TO BE DONE — Copy the data word for word, keeping every line.
+++ DATA SUPPLIED +++
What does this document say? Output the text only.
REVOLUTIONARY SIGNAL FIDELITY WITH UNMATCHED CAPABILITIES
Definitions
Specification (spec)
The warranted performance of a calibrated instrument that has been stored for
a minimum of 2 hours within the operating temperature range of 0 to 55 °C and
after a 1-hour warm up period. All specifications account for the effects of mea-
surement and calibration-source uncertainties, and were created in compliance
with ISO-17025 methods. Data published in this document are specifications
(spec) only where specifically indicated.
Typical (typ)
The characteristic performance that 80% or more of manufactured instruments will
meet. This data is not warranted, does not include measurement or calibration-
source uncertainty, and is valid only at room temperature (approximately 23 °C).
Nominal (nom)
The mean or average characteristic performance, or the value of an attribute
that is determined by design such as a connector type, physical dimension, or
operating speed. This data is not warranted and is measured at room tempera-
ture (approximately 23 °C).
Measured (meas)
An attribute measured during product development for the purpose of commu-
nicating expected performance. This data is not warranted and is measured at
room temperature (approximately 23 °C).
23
+++
RESULT —
What does this document say? Output the text only.
REVOLUTIONARY SIGNAL FIDELITY WITH UNMATCHED CAPABILITIES
Definitions
Specification (spec)
The warranted performance of a calibrated instrument that has been stored for
a minimum of 2 hours within the operating temperature range of 0 to 55 °C and
after a 1-hour warm up period. All specifications account for the effects of mea-
surement and calibration-source uncertainties, and were created in compliance
with ISO-17025 methods. Data published in this document are specifications
(spec) only where specifically indicated.
Typical (typ)
The characteristic performance that 80% or more of manufactured instruments will
meet. This data is not warranted, does not include measurement or calibration-
source uncertainty, and is valid only at room temperature (approximately 23 °C).
Nominal (nom)
The mean or average characteristic performance, or the value of an attribute
that is determined by design such as a connector type, physical dimension, or
operating speed. This data is not warranted and is measured at room tempera-
ture (approximately 23 °C).
Measured (meas)
An attribute measured during product development for the purpose of commu-
nicating expected performance. This data is not warranted and is measured at
room temperature (approximately 23 °C).
23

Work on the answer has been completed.